- [TASK INSTRUCTIONS]
Reproduce the listing that follows with no differences at all.

- [Data listing]

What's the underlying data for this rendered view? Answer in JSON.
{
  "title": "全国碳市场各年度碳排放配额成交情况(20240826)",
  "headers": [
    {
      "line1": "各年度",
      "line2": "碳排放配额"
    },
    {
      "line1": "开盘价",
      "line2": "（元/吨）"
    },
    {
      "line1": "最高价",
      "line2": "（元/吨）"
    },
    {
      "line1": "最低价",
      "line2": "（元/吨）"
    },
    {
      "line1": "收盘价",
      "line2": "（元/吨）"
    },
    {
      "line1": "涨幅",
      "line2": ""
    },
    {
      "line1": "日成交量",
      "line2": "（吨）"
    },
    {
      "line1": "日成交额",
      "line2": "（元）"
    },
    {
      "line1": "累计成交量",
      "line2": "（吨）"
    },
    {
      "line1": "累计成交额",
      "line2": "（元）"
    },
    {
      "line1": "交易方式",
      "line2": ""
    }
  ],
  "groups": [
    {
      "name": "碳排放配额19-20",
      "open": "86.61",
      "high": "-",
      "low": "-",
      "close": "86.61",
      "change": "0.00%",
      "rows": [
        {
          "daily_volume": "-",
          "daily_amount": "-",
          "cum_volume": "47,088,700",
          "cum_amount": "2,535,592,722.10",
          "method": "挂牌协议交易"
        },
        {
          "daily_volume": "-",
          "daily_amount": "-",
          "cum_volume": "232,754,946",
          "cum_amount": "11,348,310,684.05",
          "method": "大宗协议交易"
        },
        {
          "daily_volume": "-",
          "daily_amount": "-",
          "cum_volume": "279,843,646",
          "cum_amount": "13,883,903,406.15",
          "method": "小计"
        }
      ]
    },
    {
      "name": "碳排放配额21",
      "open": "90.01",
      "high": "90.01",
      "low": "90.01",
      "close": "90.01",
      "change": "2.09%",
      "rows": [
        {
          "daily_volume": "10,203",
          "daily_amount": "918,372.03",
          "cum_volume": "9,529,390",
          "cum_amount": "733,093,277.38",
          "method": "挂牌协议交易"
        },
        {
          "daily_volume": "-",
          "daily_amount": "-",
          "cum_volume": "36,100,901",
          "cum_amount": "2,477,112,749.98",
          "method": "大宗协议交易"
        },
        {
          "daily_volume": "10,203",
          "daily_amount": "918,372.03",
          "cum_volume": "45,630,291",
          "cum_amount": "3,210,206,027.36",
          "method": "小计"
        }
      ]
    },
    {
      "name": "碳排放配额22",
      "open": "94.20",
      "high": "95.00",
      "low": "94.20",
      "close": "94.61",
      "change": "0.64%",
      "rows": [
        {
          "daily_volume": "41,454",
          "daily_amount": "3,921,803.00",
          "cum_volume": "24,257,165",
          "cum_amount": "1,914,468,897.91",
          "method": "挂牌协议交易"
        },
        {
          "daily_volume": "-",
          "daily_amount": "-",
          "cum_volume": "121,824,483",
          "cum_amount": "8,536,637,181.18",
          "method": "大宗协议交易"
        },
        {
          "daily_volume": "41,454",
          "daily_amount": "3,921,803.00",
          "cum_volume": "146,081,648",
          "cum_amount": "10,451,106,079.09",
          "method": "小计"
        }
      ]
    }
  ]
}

- [THE REPLY]
What's the underlying data for this rendered view? Answer in JSON.
{
  "title": "全国碳市场各年度碳排放配额成交情况(20240826)",
  "headers": [
    {
      "line1": "各年度",
      "line2": "碳排放配额"
    },
    {
      "line1": "开盘价",
      "line2": "（元/吨）"
    },
    {
      "line1": "最高价",
      "line2": "（元/吨）"
    },
    {
      "line1": "最低价",
      "line2": "（元/吨）"
    },
    {
      "line1": "收盘价",
      "line2": "（元/吨）"
    },
    {
      "line1": "涨幅",
      "line2": ""
    },
    {
      "line1": "日成交量",
      "line2": "（吨）"
    },
    {
      "line1": "日成交额",
      "line2": "（元）"
    },
    {
      "line1": "累计成交量",
      "line2": "（吨）"
    },
    {
      "line1": "累计成交额",
      "line2": "（元）"
    },
    {
      "line1": "交易方式",
      "line2": ""
    }
  ],
  "groups": [
    {
      "name": "碳排放配额19-20",
      "open": "86.61",
      "high": "-",
      "low": "-",
      "close": "86.61",
      "change": "0.00%",
      "rows": [
        {
          "daily_volume": "-",
          "daily_amount": "-",
          "cum_volume": "47,088,700",
          "cum_amount": "2,535,592,722.10",
          "method": "挂牌协议交易"
        },
        {
          "daily_volume": "-",
          "daily_amount": "-",
          "cum_volume": "232,754,946",
          "cum_amount": "11,348,310,684.05",
          "method": "大宗协议交易"
        },
        {
          "daily_volume": "-",
          "daily_amount": "-",
          "cum_volume": "279,843,646",
          "cum_amount": "13,883,903,406.15",
          "method": "小计"
        }
      ]
    },
    {
      "name": "碳排放配额21",
      "open": "90.01",
      "high": "90.01",
      "low": "90.01",
      "close": "90.01",
      "change": "2.09%",
      "rows": [
        {
          "daily_volume": "10,203",
          "daily_amount": "918,372.03",
          "cum_volume": "9,529,390",
          "cum_amount": "733,093,277.38",
          "method": "挂牌协议交易"
        },
        {
          "daily_volume": "-",
          "daily_amount": "-",
          "cum_volume": "36,100,901",
          "cum_amount": "2,477,112,749.98",
          "method": "大宗协议交易"
        },
        {
          "daily_volume": "10,203",
          "daily_amount": "918,372.03",
          "cum_volume": "45,630,291",
          "cum_amount": "3,210,206,027.36",
          "method": "小计"
        }
      ]
    },
    {
      "name": "碳排放配额22",
      "open": "94.20",
      "high": "95.00",
      "low": "94.20",
      "close": "94.61",
      "change": "0.64%",
      "rows": [
        {
          "daily_volume": "41,454",
          "daily_amount": "3,921,803.00",
          "cum_volume": "24,257,165",
          "cum_amount": "1,914,468,897.91",
          "method": "挂牌协议交易"
        },
        {
          "daily_volume": "-",
          "daily_amount": "-",
          "cum_volume": "121,824,483",
          "cum_amount": "8,536,637,181.18",
          "method": "大宗协议交易"
        },
        {
          "daily_volume": "41,454",
          "daily_amount": "3,921,803.00",
          "cum_volume": "146,081,648",
          "cum_amount": "10,451,106,079.09",
          "method": "小计"
        }
      ]
    }
  ]
}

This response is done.